#### Record set
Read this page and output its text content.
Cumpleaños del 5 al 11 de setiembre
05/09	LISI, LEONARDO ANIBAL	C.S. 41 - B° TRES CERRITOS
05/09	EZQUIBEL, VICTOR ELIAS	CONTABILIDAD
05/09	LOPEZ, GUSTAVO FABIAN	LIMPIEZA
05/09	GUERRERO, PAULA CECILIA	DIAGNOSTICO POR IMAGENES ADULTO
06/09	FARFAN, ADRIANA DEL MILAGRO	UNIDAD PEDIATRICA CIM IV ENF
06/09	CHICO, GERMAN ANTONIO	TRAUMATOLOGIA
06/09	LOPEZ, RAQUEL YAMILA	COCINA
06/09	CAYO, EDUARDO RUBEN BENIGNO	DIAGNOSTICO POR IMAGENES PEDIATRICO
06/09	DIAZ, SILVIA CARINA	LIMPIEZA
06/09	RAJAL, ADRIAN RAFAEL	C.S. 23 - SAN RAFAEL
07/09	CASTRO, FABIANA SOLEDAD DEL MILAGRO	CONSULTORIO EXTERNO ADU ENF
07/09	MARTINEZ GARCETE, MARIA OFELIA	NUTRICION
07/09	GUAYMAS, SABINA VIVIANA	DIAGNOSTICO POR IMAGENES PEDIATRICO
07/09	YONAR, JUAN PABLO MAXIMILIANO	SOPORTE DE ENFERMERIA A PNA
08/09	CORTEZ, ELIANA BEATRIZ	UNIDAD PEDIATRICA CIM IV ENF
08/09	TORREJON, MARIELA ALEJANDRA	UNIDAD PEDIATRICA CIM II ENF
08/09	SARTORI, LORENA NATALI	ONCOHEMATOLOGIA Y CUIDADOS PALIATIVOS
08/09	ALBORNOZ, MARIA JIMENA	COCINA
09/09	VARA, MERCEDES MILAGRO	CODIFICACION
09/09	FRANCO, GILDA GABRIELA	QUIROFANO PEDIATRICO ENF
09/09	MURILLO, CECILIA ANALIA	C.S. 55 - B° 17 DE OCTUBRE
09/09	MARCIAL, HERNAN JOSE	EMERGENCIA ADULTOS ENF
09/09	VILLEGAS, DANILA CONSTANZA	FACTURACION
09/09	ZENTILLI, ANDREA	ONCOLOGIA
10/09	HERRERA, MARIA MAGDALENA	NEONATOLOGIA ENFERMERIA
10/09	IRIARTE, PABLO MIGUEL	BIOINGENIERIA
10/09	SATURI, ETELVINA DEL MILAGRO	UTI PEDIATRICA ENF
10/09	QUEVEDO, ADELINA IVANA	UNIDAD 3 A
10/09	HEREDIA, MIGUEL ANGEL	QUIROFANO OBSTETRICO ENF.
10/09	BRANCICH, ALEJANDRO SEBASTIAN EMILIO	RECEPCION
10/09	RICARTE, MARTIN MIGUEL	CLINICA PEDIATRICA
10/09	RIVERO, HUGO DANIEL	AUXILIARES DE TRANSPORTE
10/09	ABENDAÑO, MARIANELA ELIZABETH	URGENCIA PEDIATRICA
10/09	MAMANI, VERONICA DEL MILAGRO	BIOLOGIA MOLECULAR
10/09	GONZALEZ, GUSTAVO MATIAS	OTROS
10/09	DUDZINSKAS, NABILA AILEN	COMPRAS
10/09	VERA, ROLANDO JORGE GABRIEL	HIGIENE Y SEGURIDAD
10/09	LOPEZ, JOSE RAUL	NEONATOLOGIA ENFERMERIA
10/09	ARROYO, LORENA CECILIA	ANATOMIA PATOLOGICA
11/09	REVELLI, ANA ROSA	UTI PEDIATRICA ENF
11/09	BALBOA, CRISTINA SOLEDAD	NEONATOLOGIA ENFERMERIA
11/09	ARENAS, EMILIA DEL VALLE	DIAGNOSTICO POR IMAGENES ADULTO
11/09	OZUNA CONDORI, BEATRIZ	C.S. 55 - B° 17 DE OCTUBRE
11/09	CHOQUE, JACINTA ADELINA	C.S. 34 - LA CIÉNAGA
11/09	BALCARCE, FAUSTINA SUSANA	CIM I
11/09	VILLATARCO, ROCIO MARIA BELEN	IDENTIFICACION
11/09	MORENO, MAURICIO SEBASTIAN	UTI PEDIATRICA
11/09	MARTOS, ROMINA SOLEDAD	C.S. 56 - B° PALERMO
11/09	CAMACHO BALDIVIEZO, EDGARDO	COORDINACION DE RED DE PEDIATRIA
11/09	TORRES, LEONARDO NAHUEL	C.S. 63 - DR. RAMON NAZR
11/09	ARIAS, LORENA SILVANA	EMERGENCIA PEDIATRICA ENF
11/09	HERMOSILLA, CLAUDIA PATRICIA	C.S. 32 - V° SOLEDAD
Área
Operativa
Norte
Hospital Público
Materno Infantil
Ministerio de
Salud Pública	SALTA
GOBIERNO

#### About this task
For each line of the data that includes the word "MILAGRO", return a copy of it.

#### Result for this exercise
06/09	FARFAN, ADRIANA DEL MILAGRO	UNIDAD PEDIATRICA CIM IV ENF
07/09	CASTRO, FABIANA SOLEDAD DEL MILAGRO	CONSULTORIO EXTERNO ADU ENF
09/09	VARA, MERCEDES MILAGRO	CODIFICACION
10/09	SATURI, ETELVINA DEL MILAGRO	UTI PEDIATRICA ENF
10/09	MAMANI, VERONICA DEL MILAGRO	BIOLOGIA MOLECULAR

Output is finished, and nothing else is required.